Switch "y-tick-label" to "y-axis-label" wherever it occurs in the rows below, keeping every other character the same.

-.-.-

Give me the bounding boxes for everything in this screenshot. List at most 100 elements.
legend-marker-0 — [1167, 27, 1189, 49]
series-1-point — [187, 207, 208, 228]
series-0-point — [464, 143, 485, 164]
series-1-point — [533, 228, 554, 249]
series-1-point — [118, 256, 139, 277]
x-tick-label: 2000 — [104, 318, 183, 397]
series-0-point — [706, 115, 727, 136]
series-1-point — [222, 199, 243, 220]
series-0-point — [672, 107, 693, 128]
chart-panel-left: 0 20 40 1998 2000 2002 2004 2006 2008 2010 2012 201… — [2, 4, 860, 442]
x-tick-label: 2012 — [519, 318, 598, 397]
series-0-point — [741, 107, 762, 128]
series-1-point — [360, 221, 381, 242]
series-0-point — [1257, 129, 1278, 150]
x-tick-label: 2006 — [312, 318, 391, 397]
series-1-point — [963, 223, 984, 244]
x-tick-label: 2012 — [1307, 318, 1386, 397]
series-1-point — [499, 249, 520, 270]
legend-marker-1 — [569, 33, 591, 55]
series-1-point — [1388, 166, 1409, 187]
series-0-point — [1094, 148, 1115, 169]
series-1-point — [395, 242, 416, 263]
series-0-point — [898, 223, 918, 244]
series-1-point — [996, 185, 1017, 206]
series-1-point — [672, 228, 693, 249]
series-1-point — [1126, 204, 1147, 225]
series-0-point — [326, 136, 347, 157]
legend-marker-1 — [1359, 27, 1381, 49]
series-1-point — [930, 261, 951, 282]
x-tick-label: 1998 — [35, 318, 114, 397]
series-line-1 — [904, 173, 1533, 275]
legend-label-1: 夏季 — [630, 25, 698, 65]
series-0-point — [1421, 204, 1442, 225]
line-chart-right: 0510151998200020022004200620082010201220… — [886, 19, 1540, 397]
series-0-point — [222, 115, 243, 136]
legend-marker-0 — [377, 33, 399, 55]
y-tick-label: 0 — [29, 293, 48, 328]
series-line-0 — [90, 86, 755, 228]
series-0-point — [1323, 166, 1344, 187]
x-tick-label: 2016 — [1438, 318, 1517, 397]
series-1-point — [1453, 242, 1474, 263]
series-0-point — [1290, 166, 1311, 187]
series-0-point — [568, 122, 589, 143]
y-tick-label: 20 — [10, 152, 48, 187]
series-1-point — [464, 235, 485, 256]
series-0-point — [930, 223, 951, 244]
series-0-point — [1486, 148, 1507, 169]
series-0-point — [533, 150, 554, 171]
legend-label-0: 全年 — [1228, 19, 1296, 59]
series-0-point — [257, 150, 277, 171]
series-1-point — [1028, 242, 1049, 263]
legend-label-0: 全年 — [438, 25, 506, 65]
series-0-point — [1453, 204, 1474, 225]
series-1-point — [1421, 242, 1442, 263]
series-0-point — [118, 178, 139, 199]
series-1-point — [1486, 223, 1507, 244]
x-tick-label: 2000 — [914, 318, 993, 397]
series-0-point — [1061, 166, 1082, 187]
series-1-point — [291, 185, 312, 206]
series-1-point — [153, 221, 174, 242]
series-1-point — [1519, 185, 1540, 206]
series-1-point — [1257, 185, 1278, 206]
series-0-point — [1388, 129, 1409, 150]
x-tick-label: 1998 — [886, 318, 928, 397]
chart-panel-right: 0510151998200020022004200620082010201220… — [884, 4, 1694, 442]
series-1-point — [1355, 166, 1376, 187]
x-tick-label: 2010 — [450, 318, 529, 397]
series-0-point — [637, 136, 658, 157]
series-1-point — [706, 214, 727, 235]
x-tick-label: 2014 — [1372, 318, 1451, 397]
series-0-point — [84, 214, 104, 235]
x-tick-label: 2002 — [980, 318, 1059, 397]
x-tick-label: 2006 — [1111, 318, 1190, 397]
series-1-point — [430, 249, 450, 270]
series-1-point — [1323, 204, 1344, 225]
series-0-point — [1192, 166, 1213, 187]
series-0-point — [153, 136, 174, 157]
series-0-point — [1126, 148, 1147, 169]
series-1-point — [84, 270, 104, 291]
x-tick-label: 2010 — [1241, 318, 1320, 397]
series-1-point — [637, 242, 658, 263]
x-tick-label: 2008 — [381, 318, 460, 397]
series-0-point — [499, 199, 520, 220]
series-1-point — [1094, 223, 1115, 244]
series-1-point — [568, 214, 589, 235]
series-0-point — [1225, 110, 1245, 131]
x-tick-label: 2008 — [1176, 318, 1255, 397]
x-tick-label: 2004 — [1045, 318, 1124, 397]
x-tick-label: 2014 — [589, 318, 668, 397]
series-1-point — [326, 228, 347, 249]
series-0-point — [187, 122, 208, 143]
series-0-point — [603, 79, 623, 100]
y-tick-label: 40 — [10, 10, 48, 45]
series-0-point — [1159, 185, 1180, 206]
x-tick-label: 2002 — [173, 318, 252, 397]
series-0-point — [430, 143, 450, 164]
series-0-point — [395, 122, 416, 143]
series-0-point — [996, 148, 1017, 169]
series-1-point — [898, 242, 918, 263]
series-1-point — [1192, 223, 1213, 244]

-.-.-

◆ RESULT FOR THIS EXERCISE
Give me the bounding boxes for everything in this screenshot. List at most 100 elements.
legend-marker-0 — [1167, 27, 1189, 49]
series-1-point — [187, 207, 208, 228]
series-0-point — [464, 143, 485, 164]
series-1-point — [533, 228, 554, 249]
series-1-point — [118, 256, 139, 277]
x-tick-label: 2000 — [104, 318, 183, 397]
series-0-point — [706, 115, 727, 136]
series-1-point — [222, 199, 243, 220]
series-0-point — [672, 107, 693, 128]
chart-panel-left: 0 20 40 1998 2000 2002 2004 2006 2008 2010 2012 201… — [2, 4, 860, 442]
x-tick-label: 2012 — [519, 318, 598, 397]
series-0-point — [741, 107, 762, 128]
series-1-point — [360, 221, 381, 242]
series-0-point — [1257, 129, 1278, 150]
x-tick-label: 2006 — [312, 318, 391, 397]
series-1-point — [963, 223, 984, 244]
x-tick-label: 2012 — [1307, 318, 1386, 397]
series-1-point — [499, 249, 520, 270]
legend-marker-1 — [569, 33, 591, 55]
series-1-point — [1388, 166, 1409, 187]
series-0-point — [1094, 148, 1115, 169]
series-1-point — [395, 242, 416, 263]
series-0-point — [898, 223, 918, 244]
series-1-point — [996, 185, 1017, 206]
series-1-point — [672, 228, 693, 249]
series-1-point — [1126, 204, 1147, 225]
series-0-point — [326, 136, 347, 157]
legend-marker-1 — [1359, 27, 1381, 49]
series-1-point — [930, 261, 951, 282]
x-tick-label: 1998 — [35, 318, 114, 397]
series-line-1 — [904, 173, 1533, 275]
legend-label-1: 夏季 — [630, 25, 698, 65]
series-0-point — [1421, 204, 1442, 225]
line-chart-right: 0510151998200020022004200620082010201220… — [886, 19, 1540, 397]
series-0-point — [222, 115, 243, 136]
legend-marker-0 — [377, 33, 399, 55]
y-axis-label: 0 — [29, 293, 48, 328]
series-line-0 — [90, 86, 755, 228]
series-0-point — [1323, 166, 1344, 187]
x-tick-label: 2016 — [1438, 318, 1517, 397]
series-1-point — [1453, 242, 1474, 263]
series-0-point — [1290, 166, 1311, 187]
series-0-point — [568, 122, 589, 143]
y-axis-label: 20 — [10, 152, 48, 187]
series-1-point — [464, 235, 485, 256]
series-0-point — [930, 223, 951, 244]
series-0-point — [1486, 148, 1507, 169]
series-0-point — [533, 150, 554, 171]
legend-label-0: 全年 — [1228, 19, 1296, 59]
series-0-point — [257, 150, 277, 171]
series-1-point — [1028, 242, 1049, 263]
legend-label-0: 全年 — [438, 25, 506, 65]
series-0-point — [1453, 204, 1474, 225]
series-1-point — [1421, 242, 1442, 263]
series-0-point — [118, 178, 139, 199]
series-1-point — [1486, 223, 1507, 244]
x-tick-label: 2000 — [914, 318, 993, 397]
series-0-point — [1061, 166, 1082, 187]
series-1-point — [291, 185, 312, 206]
series-1-point — [153, 221, 174, 242]
series-1-point — [1519, 185, 1540, 206]
series-1-point — [1257, 185, 1278, 206]
series-0-point — [1388, 129, 1409, 150]
x-tick-label: 1998 — [886, 318, 928, 397]
chart-panel-right: 0510151998200020022004200620082010201220… — [884, 4, 1694, 442]
series-1-point — [1355, 166, 1376, 187]
x-tick-label: 2010 — [450, 318, 529, 397]
series-0-point — [637, 136, 658, 157]
series-1-point — [706, 214, 727, 235]
x-tick-label: 2014 — [1372, 318, 1451, 397]
series-0-point — [84, 214, 104, 235]
x-tick-label: 2002 — [980, 318, 1059, 397]
x-tick-label: 2006 — [1111, 318, 1190, 397]
series-1-point — [430, 249, 450, 270]
series-1-point — [1323, 204, 1344, 225]
series-0-point — [1192, 166, 1213, 187]
series-0-point — [153, 136, 174, 157]
series-0-point — [1126, 148, 1147, 169]
series-1-point — [84, 270, 104, 291]
x-tick-label: 2010 — [1241, 318, 1320, 397]
series-1-point — [637, 242, 658, 263]
x-tick-label: 2008 — [381, 318, 460, 397]
series-0-point — [499, 199, 520, 220]
series-1-point — [1094, 223, 1115, 244]
series-1-point — [568, 214, 589, 235]
series-0-point — [1225, 110, 1245, 131]
x-tick-label: 2008 — [1176, 318, 1255, 397]
x-tick-label: 2004 — [1045, 318, 1124, 397]
x-tick-label: 2014 — [589, 318, 668, 397]
series-1-point — [326, 228, 347, 249]
series-0-point — [187, 122, 208, 143]
series-0-point — [603, 79, 623, 100]
y-axis-label: 40 — [10, 10, 48, 45]
series-0-point — [1159, 185, 1180, 206]
x-tick-label: 2002 — [173, 318, 252, 397]
series-0-point — [430, 143, 450, 164]
series-0-point — [395, 122, 416, 143]
series-0-point — [996, 148, 1017, 169]
series-1-point — [898, 242, 918, 263]
series-1-point — [1192, 223, 1213, 244]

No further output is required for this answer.